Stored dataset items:
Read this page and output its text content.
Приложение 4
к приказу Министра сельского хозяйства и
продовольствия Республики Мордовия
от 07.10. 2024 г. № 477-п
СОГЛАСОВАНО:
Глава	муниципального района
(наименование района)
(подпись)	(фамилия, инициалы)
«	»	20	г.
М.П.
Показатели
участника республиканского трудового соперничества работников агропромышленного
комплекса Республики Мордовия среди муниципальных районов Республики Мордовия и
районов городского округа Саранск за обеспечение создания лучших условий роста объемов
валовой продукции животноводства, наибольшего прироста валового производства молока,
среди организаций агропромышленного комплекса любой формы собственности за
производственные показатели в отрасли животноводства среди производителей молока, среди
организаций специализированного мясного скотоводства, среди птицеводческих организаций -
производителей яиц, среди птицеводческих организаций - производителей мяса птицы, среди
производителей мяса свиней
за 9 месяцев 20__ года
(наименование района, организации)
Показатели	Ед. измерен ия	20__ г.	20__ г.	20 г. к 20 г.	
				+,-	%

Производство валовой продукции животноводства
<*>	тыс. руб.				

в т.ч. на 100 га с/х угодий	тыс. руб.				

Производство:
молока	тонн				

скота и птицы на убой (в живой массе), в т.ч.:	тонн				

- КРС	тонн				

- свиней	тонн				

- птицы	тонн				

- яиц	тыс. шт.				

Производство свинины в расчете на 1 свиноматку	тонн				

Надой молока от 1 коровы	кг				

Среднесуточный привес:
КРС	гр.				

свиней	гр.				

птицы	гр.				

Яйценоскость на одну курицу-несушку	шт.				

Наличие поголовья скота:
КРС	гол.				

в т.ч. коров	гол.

TASK REQUIREMENTS:
Could you reproduce every record above exactly as it appears?

COMPLETED EXERCISE:
Read this page and output its text content.
Приложение 4
к приказу Министра сельского хозяйства и
продовольствия Республики Мордовия
от 07.10. 2024 г. № 477-п
СОГЛАСОВАНО:
Глава	муниципального района
(наименование района)
(подпись)	(фамилия, инициалы)
«	»	20	г.
М.П.
Показатели
участника республиканского трудового соперничества работников агропромышленного
комплекса Республики Мордовия среди муниципальных районов Республики Мордовия и
районов городского округа Саранск за обеспечение создания лучших условий роста объемов
валовой продукции животноводства, наибольшего прироста валового производства молока,
среди организаций агропромышленного комплекса любой формы собственности за
производственные показатели в отрасли животноводства среди производителей молока, среди
организаций специализированного мясного скотоводства, среди птицеводческих организаций -
производителей яиц, среди птицеводческих организаций - производителей мяса птицы, среди
производителей мяса свиней
за 9 месяцев 20__ года
(наименование района, организации)
Показатели	Ед. измерен ия	20__ г.	20__ г.	20 г. к 20 г.	
				+,-	%

Производство валовой продукции животноводства
<*>	тыс. руб.				

в т.ч. на 100 га с/х угодий	тыс. руб.				

Производство:
молока	тонн				

скота и птицы на убой (в живой массе), в т.ч.:	тонн				

- КРС	тонн				

- свиней	тонн				

- птицы	тонн				

- яиц	тыс. шт.				

Производство свинины в расчете на 1 свиноматку	тонн				

Надой молока от 1 коровы	кг				

Среднесуточный привес:
КРС	гр.				

свиней	гр.				

птицы	гр.				

Яйценоскость на одну курицу-несушку	шт.				

Наличие поголовья скота:
КРС	гол.				

в т.ч. коров	гол.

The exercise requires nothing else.